**Given task:**
Extract each line containing the string "fine".

**********

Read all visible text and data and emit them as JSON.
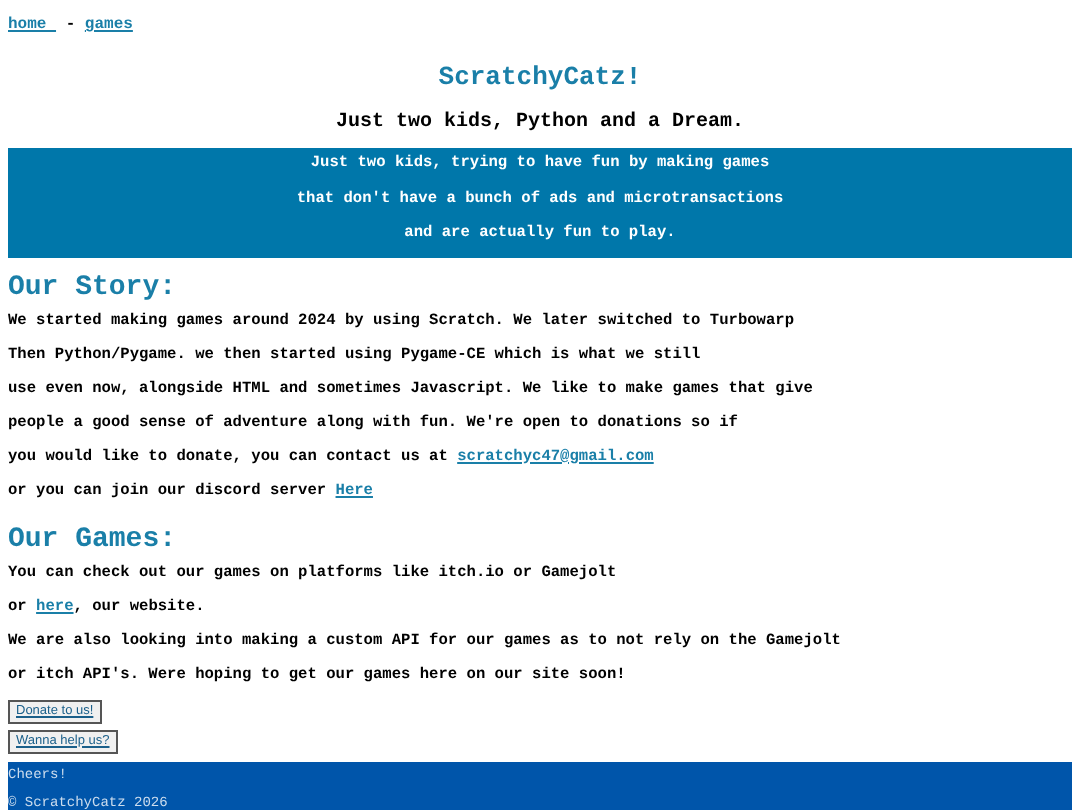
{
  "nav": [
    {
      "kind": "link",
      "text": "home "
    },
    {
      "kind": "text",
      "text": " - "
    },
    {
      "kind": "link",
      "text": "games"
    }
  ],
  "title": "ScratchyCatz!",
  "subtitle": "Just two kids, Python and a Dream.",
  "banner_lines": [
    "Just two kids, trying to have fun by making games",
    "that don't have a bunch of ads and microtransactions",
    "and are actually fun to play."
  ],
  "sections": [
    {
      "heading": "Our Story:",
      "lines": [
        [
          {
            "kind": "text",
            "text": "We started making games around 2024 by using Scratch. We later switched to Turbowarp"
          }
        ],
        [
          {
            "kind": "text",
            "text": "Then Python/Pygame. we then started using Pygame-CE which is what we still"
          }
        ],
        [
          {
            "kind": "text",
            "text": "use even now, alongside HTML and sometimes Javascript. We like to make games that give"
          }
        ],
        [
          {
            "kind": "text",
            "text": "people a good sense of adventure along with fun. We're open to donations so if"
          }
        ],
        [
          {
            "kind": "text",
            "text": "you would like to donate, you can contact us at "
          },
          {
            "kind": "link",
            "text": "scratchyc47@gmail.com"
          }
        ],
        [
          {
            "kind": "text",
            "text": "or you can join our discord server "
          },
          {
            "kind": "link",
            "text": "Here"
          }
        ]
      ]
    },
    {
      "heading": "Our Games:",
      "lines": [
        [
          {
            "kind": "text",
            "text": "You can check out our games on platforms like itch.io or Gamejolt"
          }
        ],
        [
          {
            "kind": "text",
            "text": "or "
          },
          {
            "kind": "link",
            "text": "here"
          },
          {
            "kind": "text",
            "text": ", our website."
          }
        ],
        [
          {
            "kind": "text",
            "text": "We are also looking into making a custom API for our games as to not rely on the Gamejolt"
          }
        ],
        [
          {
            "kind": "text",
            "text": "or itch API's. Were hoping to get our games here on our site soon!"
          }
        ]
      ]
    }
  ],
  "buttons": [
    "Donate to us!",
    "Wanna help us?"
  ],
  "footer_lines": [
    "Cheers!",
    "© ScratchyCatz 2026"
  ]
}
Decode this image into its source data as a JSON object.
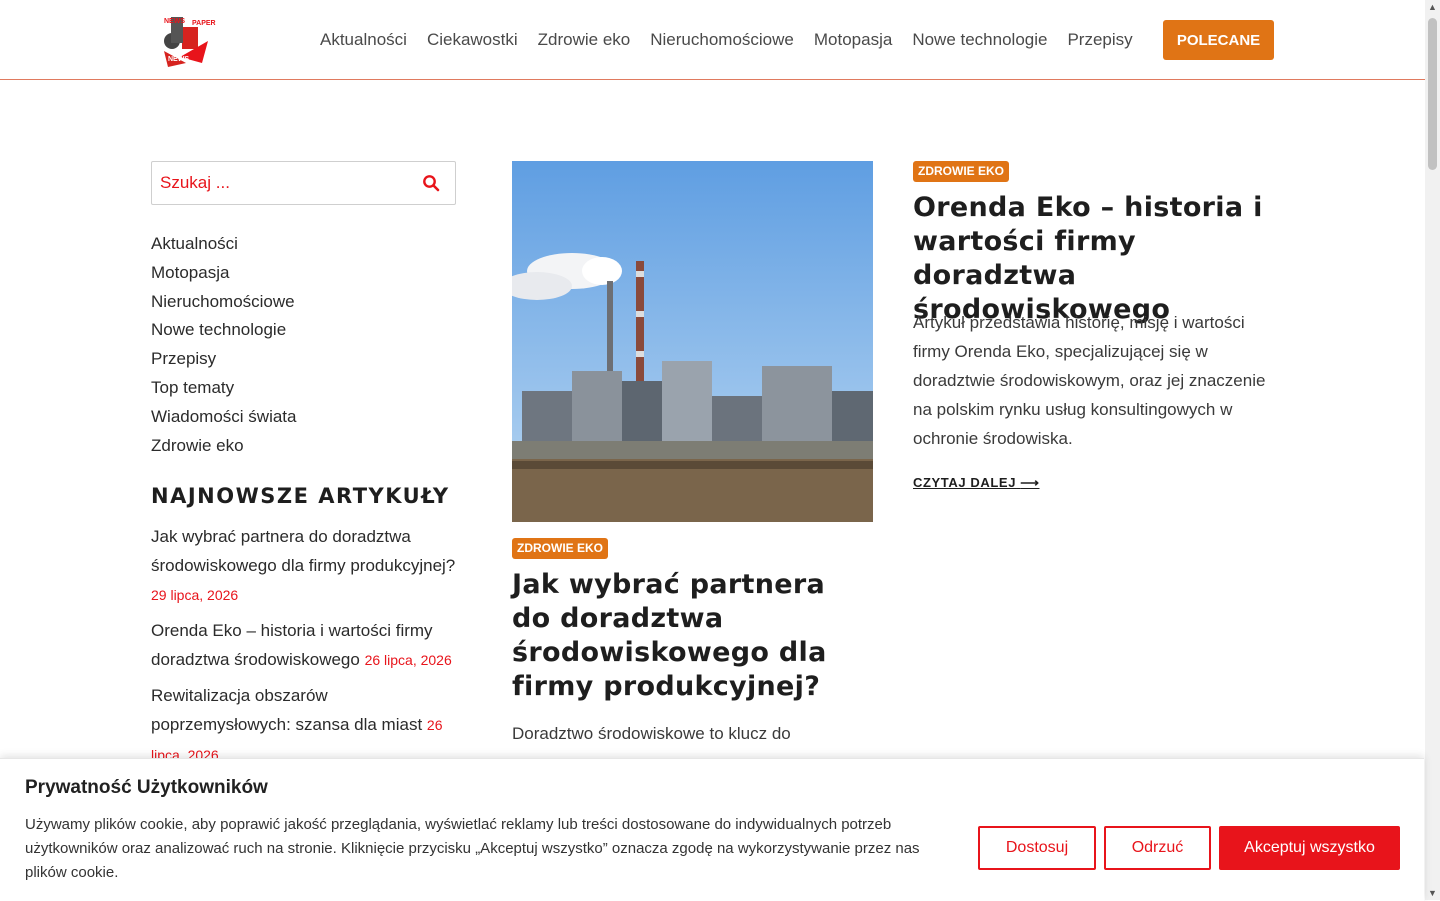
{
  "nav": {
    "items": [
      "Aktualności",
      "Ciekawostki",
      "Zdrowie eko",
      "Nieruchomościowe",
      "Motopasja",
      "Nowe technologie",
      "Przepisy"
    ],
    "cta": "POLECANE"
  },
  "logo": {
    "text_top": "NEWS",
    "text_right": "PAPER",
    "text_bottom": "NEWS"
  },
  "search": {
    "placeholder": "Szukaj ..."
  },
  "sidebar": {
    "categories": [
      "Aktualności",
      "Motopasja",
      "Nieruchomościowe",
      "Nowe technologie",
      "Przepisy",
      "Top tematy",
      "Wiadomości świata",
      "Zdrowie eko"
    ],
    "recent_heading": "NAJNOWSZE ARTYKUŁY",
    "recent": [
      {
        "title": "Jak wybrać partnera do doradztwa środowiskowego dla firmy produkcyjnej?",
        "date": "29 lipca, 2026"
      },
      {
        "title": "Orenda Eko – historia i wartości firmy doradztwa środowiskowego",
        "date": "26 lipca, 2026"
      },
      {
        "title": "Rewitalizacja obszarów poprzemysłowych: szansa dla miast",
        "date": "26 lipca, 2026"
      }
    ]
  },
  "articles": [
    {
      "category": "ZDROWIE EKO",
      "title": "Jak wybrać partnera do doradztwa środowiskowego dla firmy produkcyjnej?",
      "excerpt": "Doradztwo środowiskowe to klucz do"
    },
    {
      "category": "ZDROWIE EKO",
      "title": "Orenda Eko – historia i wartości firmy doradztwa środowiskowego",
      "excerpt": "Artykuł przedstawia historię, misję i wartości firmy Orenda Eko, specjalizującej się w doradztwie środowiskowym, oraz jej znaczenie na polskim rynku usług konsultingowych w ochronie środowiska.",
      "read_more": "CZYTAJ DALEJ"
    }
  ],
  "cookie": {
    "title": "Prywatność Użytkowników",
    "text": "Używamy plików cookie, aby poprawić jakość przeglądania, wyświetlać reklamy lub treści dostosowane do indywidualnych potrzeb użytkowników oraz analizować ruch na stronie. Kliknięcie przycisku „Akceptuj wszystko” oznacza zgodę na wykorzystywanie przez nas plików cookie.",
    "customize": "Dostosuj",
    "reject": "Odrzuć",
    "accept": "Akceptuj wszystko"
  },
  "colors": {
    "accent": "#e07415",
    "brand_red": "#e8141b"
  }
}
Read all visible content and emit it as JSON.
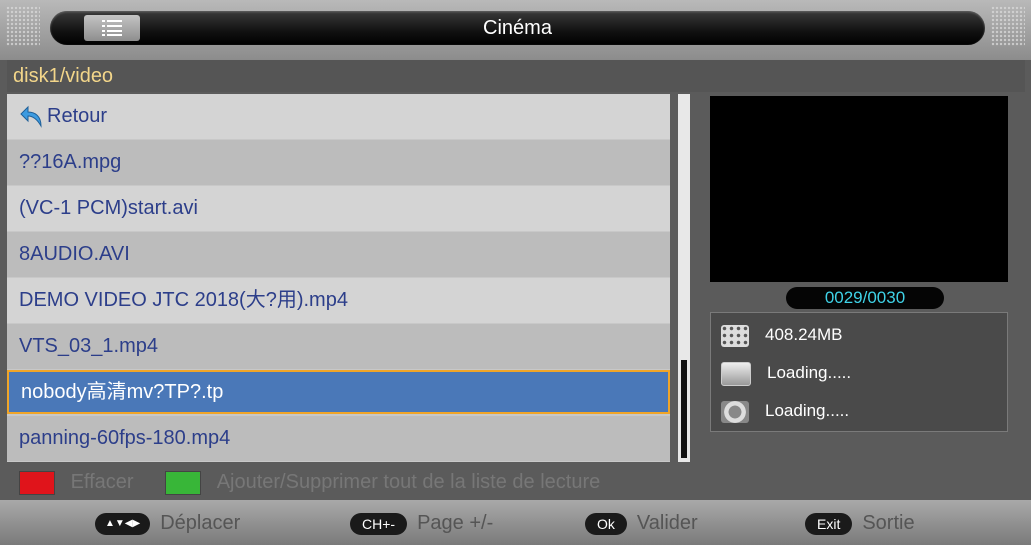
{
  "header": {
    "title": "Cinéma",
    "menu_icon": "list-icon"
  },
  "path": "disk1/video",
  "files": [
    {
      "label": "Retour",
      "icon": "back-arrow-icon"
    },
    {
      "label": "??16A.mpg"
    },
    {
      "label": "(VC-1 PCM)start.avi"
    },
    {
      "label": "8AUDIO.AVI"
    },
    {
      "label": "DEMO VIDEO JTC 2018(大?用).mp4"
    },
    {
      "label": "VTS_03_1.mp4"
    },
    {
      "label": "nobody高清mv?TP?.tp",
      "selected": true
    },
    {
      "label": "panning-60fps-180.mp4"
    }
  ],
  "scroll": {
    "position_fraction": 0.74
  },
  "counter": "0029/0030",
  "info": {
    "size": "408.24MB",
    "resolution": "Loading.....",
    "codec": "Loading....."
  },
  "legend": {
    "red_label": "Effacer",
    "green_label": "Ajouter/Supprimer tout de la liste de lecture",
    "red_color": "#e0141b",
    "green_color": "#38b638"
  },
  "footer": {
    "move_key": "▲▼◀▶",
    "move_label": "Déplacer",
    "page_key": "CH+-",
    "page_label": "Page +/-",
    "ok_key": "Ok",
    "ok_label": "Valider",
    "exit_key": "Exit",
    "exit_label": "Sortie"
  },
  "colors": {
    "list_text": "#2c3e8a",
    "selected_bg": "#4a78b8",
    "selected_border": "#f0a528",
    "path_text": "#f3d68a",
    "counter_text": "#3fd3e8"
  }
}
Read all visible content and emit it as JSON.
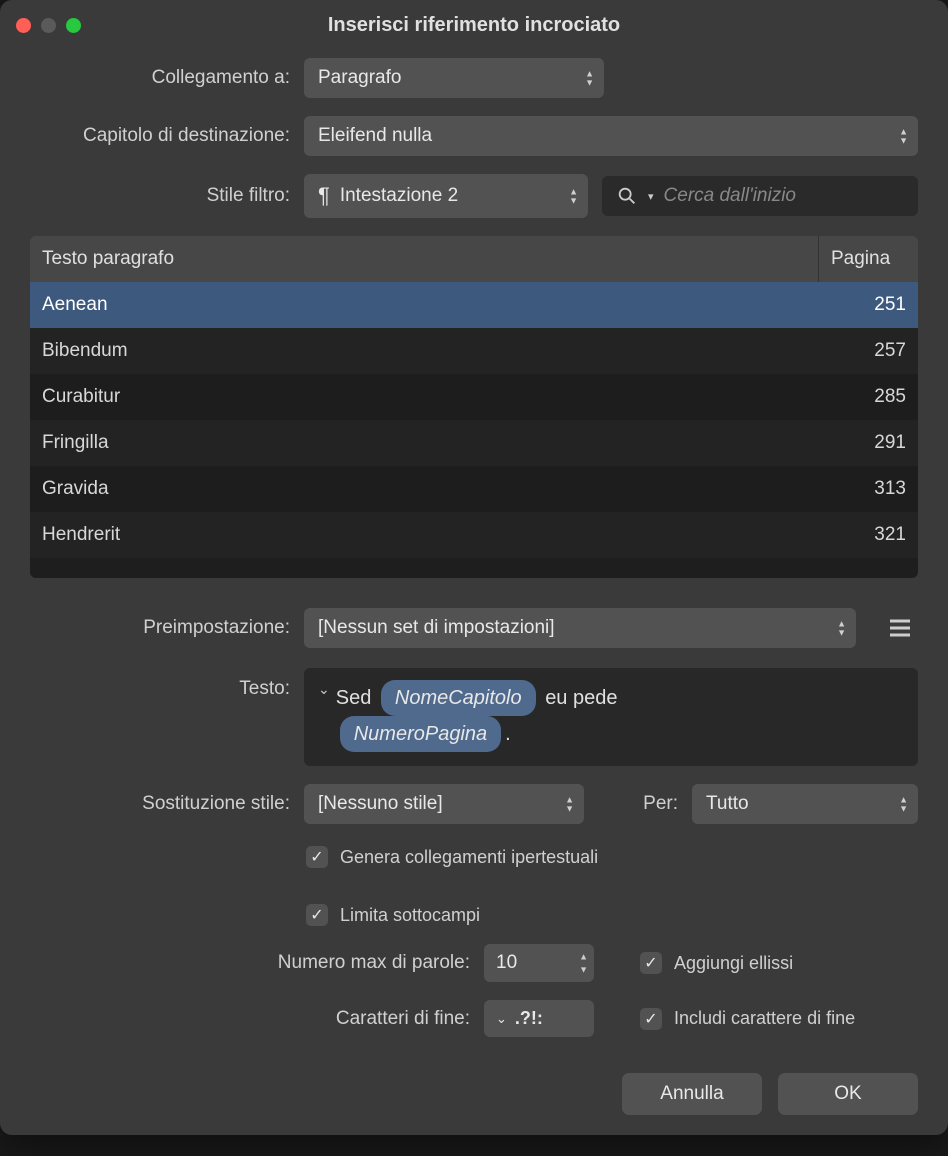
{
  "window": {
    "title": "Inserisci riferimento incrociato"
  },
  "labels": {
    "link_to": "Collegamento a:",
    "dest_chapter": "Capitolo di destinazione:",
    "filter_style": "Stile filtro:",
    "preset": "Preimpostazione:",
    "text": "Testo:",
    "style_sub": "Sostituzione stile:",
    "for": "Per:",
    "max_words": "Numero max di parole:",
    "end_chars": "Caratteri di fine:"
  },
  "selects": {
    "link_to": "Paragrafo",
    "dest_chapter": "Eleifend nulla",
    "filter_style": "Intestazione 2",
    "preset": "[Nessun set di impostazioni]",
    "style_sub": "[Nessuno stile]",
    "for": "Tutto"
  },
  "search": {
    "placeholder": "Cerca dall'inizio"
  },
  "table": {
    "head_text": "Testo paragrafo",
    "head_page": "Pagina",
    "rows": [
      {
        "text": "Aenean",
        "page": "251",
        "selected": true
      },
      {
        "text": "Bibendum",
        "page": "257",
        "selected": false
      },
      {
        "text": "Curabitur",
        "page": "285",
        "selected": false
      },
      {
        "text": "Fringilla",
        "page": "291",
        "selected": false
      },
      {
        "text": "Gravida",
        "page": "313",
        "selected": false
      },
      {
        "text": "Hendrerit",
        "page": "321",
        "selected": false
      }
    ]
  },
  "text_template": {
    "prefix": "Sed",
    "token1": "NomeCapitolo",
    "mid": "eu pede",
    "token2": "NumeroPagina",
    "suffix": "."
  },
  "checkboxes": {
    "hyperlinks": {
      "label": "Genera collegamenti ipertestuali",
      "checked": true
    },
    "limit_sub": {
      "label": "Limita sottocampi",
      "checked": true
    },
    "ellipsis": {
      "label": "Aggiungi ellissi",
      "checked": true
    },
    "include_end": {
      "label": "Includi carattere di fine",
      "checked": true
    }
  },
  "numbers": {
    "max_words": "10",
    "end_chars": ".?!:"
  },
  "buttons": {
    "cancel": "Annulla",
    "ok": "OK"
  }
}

**********

**Output:**
    "end_chars": "Caratteri di fine:"
      "label": "Includi carattere di fine",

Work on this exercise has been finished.